## START

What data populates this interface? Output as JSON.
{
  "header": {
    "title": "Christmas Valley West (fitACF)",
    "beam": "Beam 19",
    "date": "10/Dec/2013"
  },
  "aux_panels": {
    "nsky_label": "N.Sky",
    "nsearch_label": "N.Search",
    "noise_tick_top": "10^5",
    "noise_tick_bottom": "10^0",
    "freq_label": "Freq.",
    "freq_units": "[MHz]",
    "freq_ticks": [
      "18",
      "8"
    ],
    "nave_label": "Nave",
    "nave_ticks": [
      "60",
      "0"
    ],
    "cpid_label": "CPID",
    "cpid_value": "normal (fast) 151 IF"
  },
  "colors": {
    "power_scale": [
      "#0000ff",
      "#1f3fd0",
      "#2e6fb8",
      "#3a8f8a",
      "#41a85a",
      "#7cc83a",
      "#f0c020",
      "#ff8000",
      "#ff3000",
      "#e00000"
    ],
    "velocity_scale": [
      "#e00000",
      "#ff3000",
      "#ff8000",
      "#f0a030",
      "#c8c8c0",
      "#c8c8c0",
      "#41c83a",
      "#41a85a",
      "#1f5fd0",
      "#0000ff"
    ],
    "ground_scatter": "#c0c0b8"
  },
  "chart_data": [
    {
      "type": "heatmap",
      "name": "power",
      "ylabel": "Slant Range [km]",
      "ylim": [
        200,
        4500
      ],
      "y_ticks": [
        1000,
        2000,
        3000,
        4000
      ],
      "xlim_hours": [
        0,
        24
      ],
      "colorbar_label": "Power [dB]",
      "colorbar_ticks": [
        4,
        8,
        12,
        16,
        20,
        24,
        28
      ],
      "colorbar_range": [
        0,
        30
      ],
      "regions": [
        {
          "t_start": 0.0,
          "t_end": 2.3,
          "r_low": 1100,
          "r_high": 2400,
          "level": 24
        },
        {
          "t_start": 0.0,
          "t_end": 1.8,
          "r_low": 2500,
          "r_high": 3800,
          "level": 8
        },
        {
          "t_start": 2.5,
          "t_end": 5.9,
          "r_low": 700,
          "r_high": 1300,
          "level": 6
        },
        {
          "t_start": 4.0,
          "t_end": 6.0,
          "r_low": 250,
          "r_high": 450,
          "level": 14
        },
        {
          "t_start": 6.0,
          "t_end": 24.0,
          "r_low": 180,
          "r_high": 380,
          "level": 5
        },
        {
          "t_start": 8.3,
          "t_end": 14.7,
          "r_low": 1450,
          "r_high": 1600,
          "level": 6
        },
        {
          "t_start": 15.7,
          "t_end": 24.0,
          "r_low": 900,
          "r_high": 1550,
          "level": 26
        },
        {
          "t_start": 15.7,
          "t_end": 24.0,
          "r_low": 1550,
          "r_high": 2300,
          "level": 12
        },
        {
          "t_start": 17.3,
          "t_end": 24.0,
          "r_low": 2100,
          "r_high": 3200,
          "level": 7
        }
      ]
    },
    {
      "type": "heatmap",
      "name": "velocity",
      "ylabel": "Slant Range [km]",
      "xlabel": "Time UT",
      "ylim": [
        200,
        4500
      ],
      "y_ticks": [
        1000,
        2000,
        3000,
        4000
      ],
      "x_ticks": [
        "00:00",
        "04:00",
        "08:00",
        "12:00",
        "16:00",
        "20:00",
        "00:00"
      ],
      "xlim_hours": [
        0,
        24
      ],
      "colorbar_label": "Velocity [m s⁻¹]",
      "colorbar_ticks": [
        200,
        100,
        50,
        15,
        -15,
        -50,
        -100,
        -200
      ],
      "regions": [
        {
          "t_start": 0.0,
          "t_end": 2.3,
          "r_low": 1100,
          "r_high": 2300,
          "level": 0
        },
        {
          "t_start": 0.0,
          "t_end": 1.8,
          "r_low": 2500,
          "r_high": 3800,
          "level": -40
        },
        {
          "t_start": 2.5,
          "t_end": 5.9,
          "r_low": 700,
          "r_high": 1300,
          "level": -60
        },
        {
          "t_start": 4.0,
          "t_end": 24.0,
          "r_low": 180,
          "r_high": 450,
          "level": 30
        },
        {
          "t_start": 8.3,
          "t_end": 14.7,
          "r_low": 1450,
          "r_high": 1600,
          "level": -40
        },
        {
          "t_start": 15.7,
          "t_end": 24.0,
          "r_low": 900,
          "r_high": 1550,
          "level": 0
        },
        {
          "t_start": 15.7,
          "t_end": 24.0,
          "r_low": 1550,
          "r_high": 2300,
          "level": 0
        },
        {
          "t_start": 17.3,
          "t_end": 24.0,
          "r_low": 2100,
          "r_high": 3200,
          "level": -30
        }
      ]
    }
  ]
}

## END

_Work to complete_: Extract every entry above as it appears.

_Result of this exercise_:
What data populates this interface? Output as JSON.
{
  "header": {
    "title": "Christmas Valley West (fitACF)",
    "beam": "Beam 19",
    "date": "10/Dec/2013"
  },
  "aux_panels": {
    "nsky_label": "N.Sky",
    "nsearch_label": "N.Search",
    "noise_tick_top": "10^5",
    "noise_tick_bottom": "10^0",
    "freq_label": "Freq.",
    "freq_units": "[MHz]",
    "freq_ticks": [
      "18",
      "8"
    ],
    "nave_label": "Nave",
    "nave_ticks": [
      "60",
      "0"
    ],
    "cpid_label": "CPID",
    "cpid_value": "normal (fast) 151 IF"
  },
  "colors": {
    "power_scale": [
      "#0000ff",
      "#1f3fd0",
      "#2e6fb8",
      "#3a8f8a",
      "#41a85a",
      "#7cc83a",
      "#f0c020",
      "#ff8000",
      "#ff3000",
      "#e00000"
    ],
    "velocity_scale": [
      "#e00000",
      "#ff3000",
      "#ff8000",
      "#f0a030",
      "#c8c8c0",
      "#c8c8c0",
      "#41c83a",
      "#41a85a",
      "#1f5fd0",
      "#0000ff"
    ],
    "ground_scatter": "#c0c0b8"
  },
  "chart_data": [
    {
      "type": "heatmap",
      "name": "power",
      "ylabel": "Slant Range [km]",
      "ylim": [
        200,
        4500
      ],
      "y_ticks": [
        1000,
        2000,
        3000,
        4000
      ],
      "xlim_hours": [
        0,
        24
      ],
      "colorbar_label": "Power [dB]",
      "colorbar_ticks": [
        4,
        8,
        12,
        16,
        20,
        24,
        28
      ],
      "colorbar_range": [
        0,
        30
      ],
      "regions": [
        {
          "t_start": 0.0,
          "t_end": 2.3,
          "r_low": 1100,
          "r_high": 2400,
          "level": 24
        },
        {
          "t_start": 0.0,
          "t_end": 1.8,
          "r_low": 2500,
          "r_high": 3800,
          "level": 8
        },
        {
          "t_start": 2.5,
          "t_end": 5.9,
          "r_low": 700,
          "r_high": 1300,
          "level": 6
        },
        {
          "t_start": 4.0,
          "t_end": 6.0,
          "r_low": 250,
          "r_high": 450,
          "level": 14
        },
        {
          "t_start": 6.0,
          "t_end": 24.0,
          "r_low": 180,
          "r_high": 380,
          "level": 5
        },
        {
          "t_start": 8.3,
          "t_end": 14.7,
          "r_low": 1450,
          "r_high": 1600,
          "level": 6
        },
        {
          "t_start": 15.7,
          "t_end": 24.0,
          "r_low": 900,
          "r_high": 1550,
          "level": 26
        },
        {
          "t_start": 15.7,
          "t_end": 24.0,
          "r_low": 1550,
          "r_high": 2300,
          "level": 12
        },
        {
          "t_start": 17.3,
          "t_end": 24.0,
          "r_low": 2100,
          "r_high": 3200,
          "level": 7
        }
      ]
    },
    {
      "type": "heatmap",
      "name": "velocity",
      "ylabel": "Slant Range [km]",
      "xlabel": "Time UT",
      "ylim": [
        200,
        4500
      ],
      "y_ticks": [
        1000,
        2000,
        3000,
        4000
      ],
      "x_ticks": [
        "00:00",
        "04:00",
        "08:00",
        "12:00",
        "16:00",
        "20:00",
        "00:00"
      ],
      "xlim_hours": [
        0,
        24
      ],
      "colorbar_label": "Velocity [m s⁻¹]",
      "colorbar_ticks": [
        200,
        100,
        50,
        15,
        -15,
        -50,
        -100,
        -200
      ],
      "regions": [
        {
          "t_start": 0.0,
          "t_end": 2.3,
          "r_low": 1100,
          "r_high": 2300,
          "level": 0
        },
        {
          "t_start": 0.0,
          "t_end": 1.8,
          "r_low": 2500,
          "r_high": 3800,
          "level": -40
        },
        {
          "t_start": 2.5,
          "t_end": 5.9,
          "r_low": 700,
          "r_high": 1300,
          "level": -60
        },
        {
          "t_start": 4.0,
          "t_end": 24.0,
          "r_low": 180,
          "r_high": 450,
          "level": 30
        },
        {
          "t_start": 8.3,
          "t_end": 14.7,
          "r_low": 1450,
          "r_high": 1600,
          "level": -40
        },
        {
          "t_start": 15.7,
          "t_end": 24.0,
          "r_low": 900,
          "r_high": 1550,
          "level": 0
        },
        {
          "t_start": 15.7,
          "t_end": 24.0,
          "r_low": 1550,
          "r_high": 2300,
          "level": 0
        },
        {
          "t_start": 17.3,
          "t_end": 24.0,
          "r_low": 2100,
          "r_high": 3200,
          "level": -30
        }
      ]
    }
  ]
}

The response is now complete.